Stated task: Copy out every line exactly, passing over the pictures.

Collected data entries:
+++

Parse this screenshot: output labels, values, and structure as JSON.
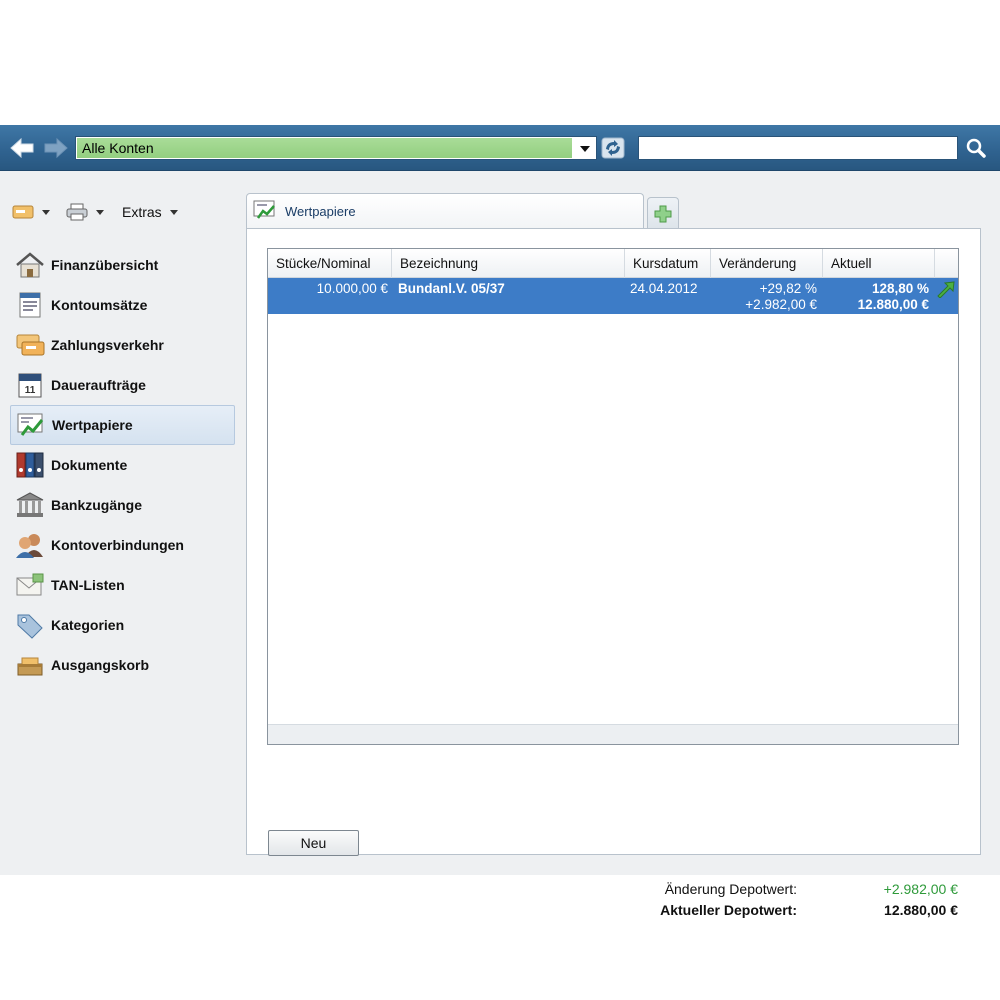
{
  "header": {
    "account_select_value": "Alle Konten",
    "search_value": ""
  },
  "toolbar": {
    "extras_label": "Extras"
  },
  "sidebar": {
    "items": [
      {
        "label": "Finanzübersicht",
        "icon": "house-icon"
      },
      {
        "label": "Kontoumsätze",
        "icon": "statement-icon"
      },
      {
        "label": "Zahlungsverkehr",
        "icon": "transfer-icon"
      },
      {
        "label": "Daueraufträge",
        "icon": "calendar-icon"
      },
      {
        "label": "Wertpapiere",
        "icon": "securities-chart-icon",
        "active": true
      },
      {
        "label": "Dokumente",
        "icon": "binders-icon"
      },
      {
        "label": "Bankzugänge",
        "icon": "bank-icon"
      },
      {
        "label": "Kontoverbindungen",
        "icon": "contacts-icon"
      },
      {
        "label": "TAN-Listen",
        "icon": "envelope-icon"
      },
      {
        "label": "Kategorien",
        "icon": "tag-icon"
      },
      {
        "label": "Ausgangskorb",
        "icon": "outbox-icon"
      }
    ]
  },
  "tabs": {
    "active_label": "Wertpapiere"
  },
  "table": {
    "columns": [
      "Stücke/Nominal",
      "Bezeichnung",
      "Kursdatum",
      "Veränderung",
      "Aktuell"
    ],
    "rows": [
      {
        "nominal": "10.000,00 €",
        "name": "Bundanl.V. 05/37",
        "date": "24.04.2012",
        "change_pct": "+29,82 %",
        "change_abs": "+2.982,00 €",
        "current_pct": "128,80 %",
        "current_abs": "12.880,00 €"
      }
    ]
  },
  "summary": {
    "change_label": "Änderung Depotwert:",
    "change_value": "+2.982,00 €",
    "current_label": "Aktueller Depotwert:",
    "current_value": "12.880,00 €"
  },
  "actions": {
    "new_label": "Neu"
  },
  "colors": {
    "topbar": "#2f628f",
    "selection": "#3d7cc7",
    "positive": "#2e9a3a",
    "account_select": "#93cf80"
  }
}
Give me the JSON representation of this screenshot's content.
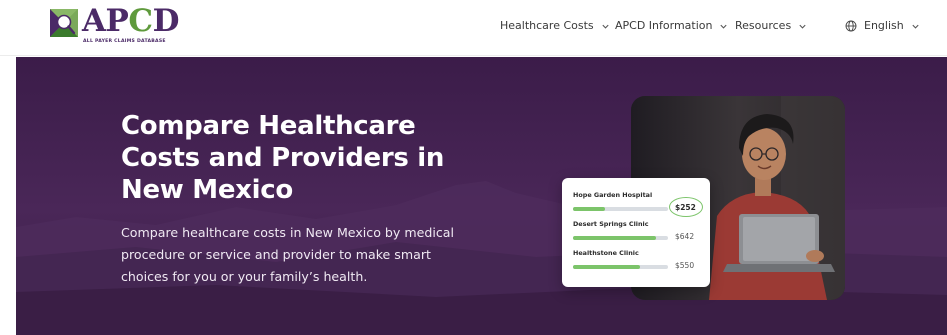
{
  "header": {
    "logo": {
      "name": "APCD",
      "tagline": "ALL PAYER CLAIMS DATABASE"
    },
    "nav": [
      {
        "label": "Healthcare Costs",
        "icon": "chevron-down-icon"
      },
      {
        "label": "APCD Information",
        "icon": "chevron-down-icon"
      },
      {
        "label": "Resources",
        "icon": "chevron-down-icon"
      }
    ],
    "language": {
      "label": "English",
      "icon": "globe-icon"
    }
  },
  "hero": {
    "title": "Compare Healthcare Costs and Providers in New Mexico",
    "description": "Compare healthcare costs in New Mexico by medical procedure or service and provider to make smart choices for you or your family’s health.",
    "price_card": {
      "items": [
        {
          "name": "Hope Garden Hospital",
          "price": "$252",
          "fill": 0.34,
          "highlight": true
        },
        {
          "name": "Desert Springs Clinic",
          "price": "$642",
          "fill": 0.87,
          "highlight": false
        },
        {
          "name": "Healthstone Clinic",
          "price": "$550",
          "fill": 0.7,
          "highlight": false
        }
      ]
    }
  },
  "colors": {
    "brand_purple": "#4b2a67",
    "brand_green": "#5f9a3c",
    "hero_bg": "#3f1f4c",
    "bar_fill": "#7cc46a"
  }
}
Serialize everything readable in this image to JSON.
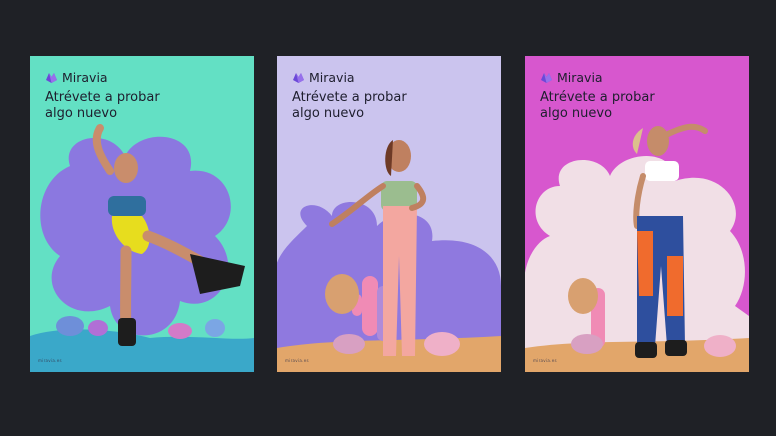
{
  "posters": [
    {
      "brand": "Miravia",
      "headline_line1": "Atrévete a probar",
      "headline_line2": "algo nuevo",
      "footer": "miravia.es",
      "background": "#63e0c4",
      "flower": "#8b78e0",
      "icon": "miravia-logo-icon"
    },
    {
      "brand": "Miravia",
      "headline_line1": "Atrévete a probar",
      "headline_line2": "algo nuevo",
      "footer": "miravia.es",
      "background": "#cbc4ee",
      "flower": "#8f79df",
      "icon": "miravia-logo-icon"
    },
    {
      "brand": "Miravia",
      "headline_line1": "Atrévete a probar",
      "headline_line2": "algo nuevo",
      "footer": "miravia.es",
      "background": "#d757ce",
      "flower": "#f1dfe6",
      "icon": "miravia-logo-icon"
    }
  ]
}
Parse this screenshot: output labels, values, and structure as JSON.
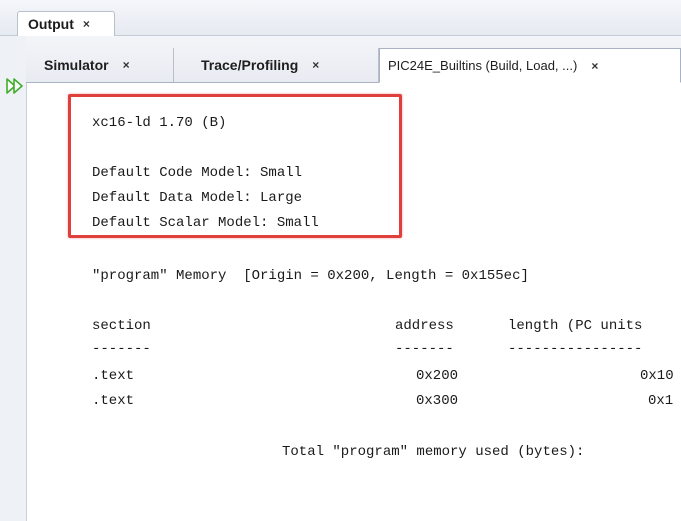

+++

The reply:
Parse this screenshot: output labels, values, and structure as JSON.
{
  "header": {
    "account_select_value": "Alle Konten",
    "search_value": ""
  },
  "toolbar": {
    "extras_label": "Extras"
  },
  "sidebar": {
    "items": [
      {
        "label": "Finanzübersicht",
        "icon": "house-icon"
      },
      {
        "label": "Kontoumsätze",
        "icon": "statement-icon"
      },
      {
        "label": "Zahlungsverkehr",
        "icon": "transfer-icon"
      },
      {
        "label": "Daueraufträge",
        "icon": "calendar-icon"
      },
      {
        "label": "Wertpapiere",
        "icon": "securities-chart-icon",
        "active": true
      },
      {
        "label": "Dokumente",
        "icon": "binders-icon"
      },
      {
        "label": "Bankzugänge",
        "icon": "bank-icon"
      },
      {
        "label": "Kontoverbindungen",
        "icon": "contacts-icon"
      },
      {
        "label": "TAN-Listen",
        "icon": "envelope-icon"
      },
      {
        "label": "Kategorien",
        "icon": "tag-icon"
      },
      {
        "label": "Ausgangskorb",
        "icon": "outbox-icon"
      }
    ]
  },
  "tabs": {
    "active_label": "Wertpapiere"
  },
  "table": {
    "columns": [
      "Stücke/Nominal",
      "Bezeichnung",
      "Kursdatum",
      "Veränderung",
      "Aktuell"
    ],
    "rows": [
      {
        "nominal": "10.000,00 €",
        "name": "Bundanl.V. 05/37",
        "date": "24.04.2012",
        "change_pct": "+29,82 %",
        "change_abs": "+2.982,00 €",
        "current_pct": "128,80 %",
        "current_abs": "12.880,00 €"
      }
    ]
  },
  "summary": {
    "change_label": "Änderung Depotwert:",
    "change_value": "+2.982,00 €",
    "current_label": "Aktueller Depotwert:",
    "current_value": "12.880,00 €"
  },
  "actions": {
    "new_label": "Neu"
  },
  "colors": {
    "topbar": "#2f628f",
    "selection": "#3d7cc7",
    "positive": "#2e9a3a",
    "account_select": "#93cf80"
  }
}
Give me the JSON representation of this screenshot's content.
{
  "header": {
    "logo": {
      "name": "APCD",
      "tagline": "ALL PAYER CLAIMS DATABASE"
    },
    "nav": [
      {
        "label": "Healthcare Costs",
        "icon": "chevron-down-icon"
      },
      {
        "label": "APCD Information",
        "icon": "chevron-down-icon"
      },
      {
        "label": "Resources",
        "icon": "chevron-down-icon"
      }
    ],
    "language": {
      "label": "English",
      "icon": "globe-icon"
    }
  },
  "hero": {
    "title": "Compare Healthcare Costs and Providers in New Mexico",
    "description": "Compare healthcare costs in New Mexico by medical procedure or service and provider to make smart choices for you or your family’s health.",
    "price_card": {
      "items": [
        {
          "name": "Hope Garden Hospital",
          "price": "$252",
          "fill": 0.34,
          "highlight": true
        },
        {
          "name": "Desert Springs Clinic",
          "price": "$642",
          "fill": 0.87,
          "highlight": false
        },
        {
          "name": "Healthstone Clinic",
          "price": "$550",
          "fill": 0.7,
          "highlight": false
        }
      ]
    }
  },
  "colors": {
    "brand_purple": "#4b2a67",
    "brand_green": "#5f9a3c",
    "hero_bg": "#3f1f4c",
    "bar_fill": "#7cc46a"
  }
}
Serialize everything readable in this image to JSON.
{
  "posters": [
    {
      "brand": "Miravia",
      "headline_line1": "Atrévete a probar",
      "headline_line2": "algo nuevo",
      "footer": "miravia.es",
      "background": "#63e0c4",
      "flower": "#8b78e0",
      "icon": "miravia-logo-icon"
    },
    {
      "brand": "Miravia",
      "headline_line1": "Atrévete a probar",
      "headline_line2": "algo nuevo",
      "footer": "miravia.es",
      "background": "#cbc4ee",
      "flower": "#8f79df",
      "icon": "miravia-logo-icon"
    },
    {
      "brand": "Miravia",
      "headline_line1": "Atrévete a probar",
      "headline_line2": "algo nuevo",
      "footer": "miravia.es",
      "background": "#d757ce",
      "flower": "#f1dfe6",
      "icon": "miravia-logo-icon"
    }
  ]
}
Parse this screenshot: output labels, values, and structure as JSON.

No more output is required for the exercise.